- [WHAT IS NEEDED]
Copy out the complete listing, word for word.

- [MATERIAL TO PROCESS]
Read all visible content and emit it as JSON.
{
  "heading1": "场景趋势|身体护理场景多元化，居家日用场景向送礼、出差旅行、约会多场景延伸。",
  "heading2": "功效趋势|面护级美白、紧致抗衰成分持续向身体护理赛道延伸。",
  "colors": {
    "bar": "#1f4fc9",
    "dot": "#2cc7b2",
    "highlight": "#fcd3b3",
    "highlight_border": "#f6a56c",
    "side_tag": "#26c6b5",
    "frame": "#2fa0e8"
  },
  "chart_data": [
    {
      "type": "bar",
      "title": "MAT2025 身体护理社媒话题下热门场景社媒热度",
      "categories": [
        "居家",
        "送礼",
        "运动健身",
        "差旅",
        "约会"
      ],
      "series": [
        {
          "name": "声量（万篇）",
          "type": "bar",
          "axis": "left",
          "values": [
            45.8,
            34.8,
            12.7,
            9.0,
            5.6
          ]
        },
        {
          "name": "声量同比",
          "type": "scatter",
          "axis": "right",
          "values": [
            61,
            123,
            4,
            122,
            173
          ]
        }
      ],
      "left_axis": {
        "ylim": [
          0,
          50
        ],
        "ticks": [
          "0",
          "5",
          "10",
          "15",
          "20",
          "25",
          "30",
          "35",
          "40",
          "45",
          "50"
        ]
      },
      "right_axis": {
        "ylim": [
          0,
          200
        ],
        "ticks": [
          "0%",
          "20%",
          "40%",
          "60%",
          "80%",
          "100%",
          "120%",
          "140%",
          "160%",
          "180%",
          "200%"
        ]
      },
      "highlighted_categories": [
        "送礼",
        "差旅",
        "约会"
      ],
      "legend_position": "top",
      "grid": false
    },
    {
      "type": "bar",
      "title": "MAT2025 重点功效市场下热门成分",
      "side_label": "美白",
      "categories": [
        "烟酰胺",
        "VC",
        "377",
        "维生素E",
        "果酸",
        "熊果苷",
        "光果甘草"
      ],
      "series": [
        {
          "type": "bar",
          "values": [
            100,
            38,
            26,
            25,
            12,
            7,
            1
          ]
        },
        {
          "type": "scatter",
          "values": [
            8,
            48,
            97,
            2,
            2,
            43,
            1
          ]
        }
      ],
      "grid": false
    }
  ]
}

- [ANSWER]
Read all visible content and emit it as JSON.
{
  "heading1": "场景趋势|身体护理场景多元化，居家日用场景向送礼、出差旅行、约会多场景延伸。",
  "heading2": "功效趋势|面护级美白、紧致抗衰成分持续向身体护理赛道延伸。",
  "colors": {
    "bar": "#1f4fc9",
    "dot": "#2cc7b2",
    "highlight": "#fcd3b3",
    "highlight_border": "#f6a56c",
    "side_tag": "#26c6b5",
    "frame": "#2fa0e8"
  },
  "chart_data": [
    {
      "type": "bar",
      "title": "MAT2025 身体护理社媒话题下热门场景社媒热度",
      "categories": [
        "居家",
        "送礼",
        "运动健身",
        "差旅",
        "约会"
      ],
      "series": [
        {
          "name": "声量（万篇）",
          "type": "bar",
          "axis": "left",
          "values": [
            45.8,
            34.8,
            12.7,
            9.0,
            5.6
          ]
        },
        {
          "name": "声量同比",
          "type": "scatter",
          "axis": "right",
          "values": [
            61,
            123,
            4,
            122,
            173
          ]
        }
      ],
      "left_axis": {
        "ylim": [
          0,
          50
        ],
        "ticks": [
          "0",
          "5",
          "10",
          "15",
          "20",
          "25",
          "30",
          "35",
          "40",
          "45",
          "50"
        ]
      },
      "right_axis": {
        "ylim": [
          0,
          200
        ],
        "ticks": [
          "0%",
          "20%",
          "40%",
          "60%",
          "80%",
          "100%",
          "120%",
          "140%",
          "160%",
          "180%",
          "200%"
        ]
      },
      "highlighted_categories": [
        "送礼",
        "差旅",
        "约会"
      ],
      "legend_position": "top",
      "grid": false
    },
    {
      "type": "bar",
      "title": "MAT2025 重点功效市场下热门成分",
      "side_label": "美白",
      "categories": [
        "烟酰胺",
        "VC",
        "377",
        "维生素E",
        "果酸",
        "熊果苷",
        "光果甘草"
      ],
      "series": [
        {
          "type": "bar",
          "values": [
            100,
            38,
            26,
            25,
            12,
            7,
            1
          ]
        },
        {
          "type": "scatter",
          "values": [
            8,
            48,
            97,
            2,
            2,
            43,
            1
          ]
        }
      ],
      "grid": false
    }
  ]
}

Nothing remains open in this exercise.